◆ WHAT YOU SHOULD DO
Copy the data exactly; pictures stay out of the copy.

§ §

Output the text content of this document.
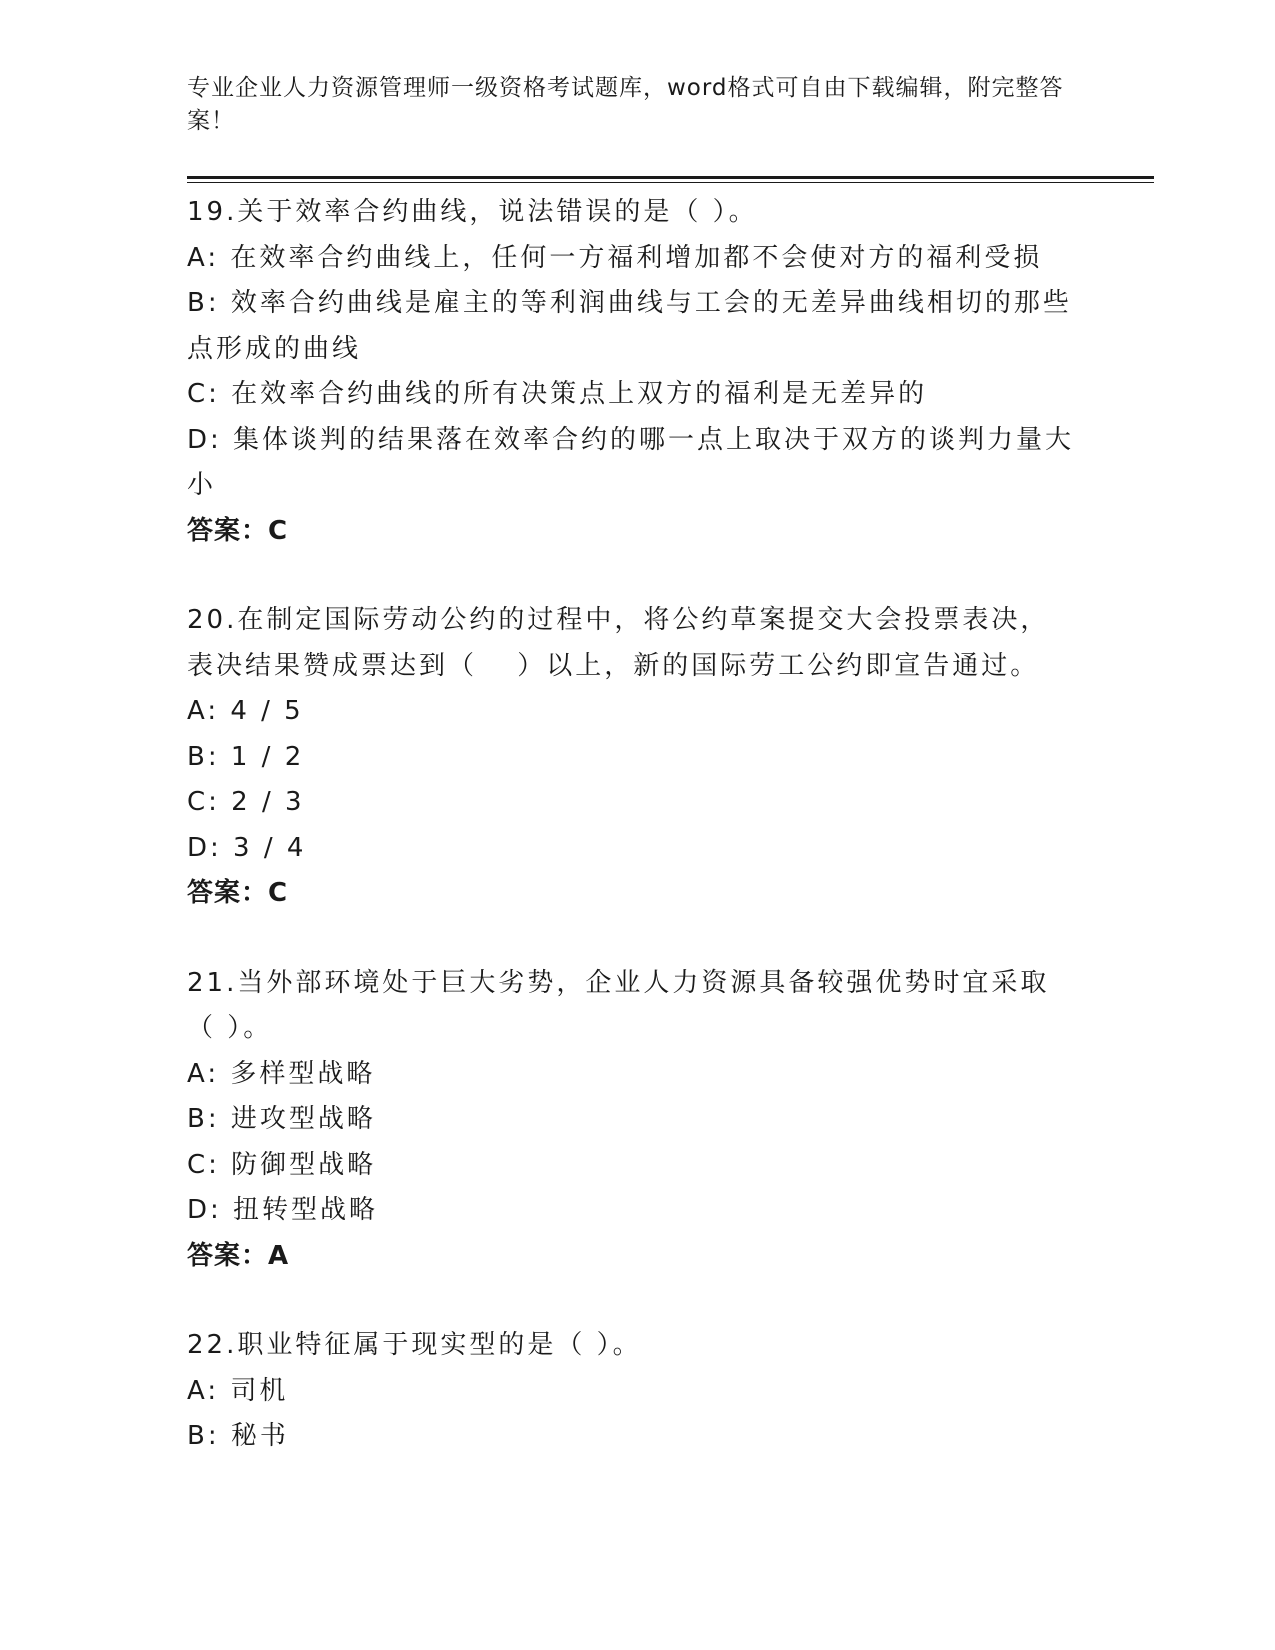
专业企业人力资源管理师一级资格考试题库，word格式可自由下载编辑，附完整答案！
19.关于效率合约曲线，说法错误的是（ ）。
A: 在效率合约曲线上，任何一方福利增加都不会使对方的福利受损
B: 效率合约曲线是雇主的等利润曲线与工会的无差异曲线相切的那些点形成的曲线
C: 在效率合约曲线的所有决策点上双方的福利是无差异的
D: 集体谈判的结果落在效率合约的哪一点上取决于双方的谈判力量大小
答案：C
20.在制定国际劳动公约的过程中，将公约草案提交大会投票表决，表决结果赞成票达到（　 ）以上，新的国际劳工公约即宣告通过。
A: 4 / 5
B: 1 / 2
C: 2 / 3
D: 3 / 4
答案：C
21.当外部环境处于巨大劣势，企业人力资源具备较强优势时宜采取（ ）。
A: 多样型战略
B: 进攻型战略
C: 防御型战略
D: 扭转型战略
答案：A
22.职业特征属于现实型的是（ ）。
A: 司机
B: 秘书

§ §

◆ ANSWER TO THE PROBLEM
Output the text content of this document.
专业企业人力资源管理师一级资格考试题库，word格式可自由下载编辑，附完整答案！
19.关于效率合约曲线，说法错误的是（ ）。
A: 在效率合约曲线上，任何一方福利增加都不会使对方的福利受损
B: 效率合约曲线是雇主的等利润曲线与工会的无差异曲线相切的那些点形成的曲线
C: 在效率合约曲线的所有决策点上双方的福利是无差异的
D: 集体谈判的结果落在效率合约的哪一点上取决于双方的谈判力量大小
答案：C
20.在制定国际劳动公约的过程中，将公约草案提交大会投票表决，表决结果赞成票达到（　 ）以上，新的国际劳工公约即宣告通过。
A: 4 / 5
B: 1 / 2
C: 2 / 3
D: 3 / 4
答案：C
21.当外部环境处于巨大劣势，企业人力资源具备较强优势时宜采取（ ）。
A: 多样型战略
B: 进攻型战略
C: 防御型战略
D: 扭转型战略
答案：A
22.职业特征属于现实型的是（ ）。
A: 司机
B: 秘书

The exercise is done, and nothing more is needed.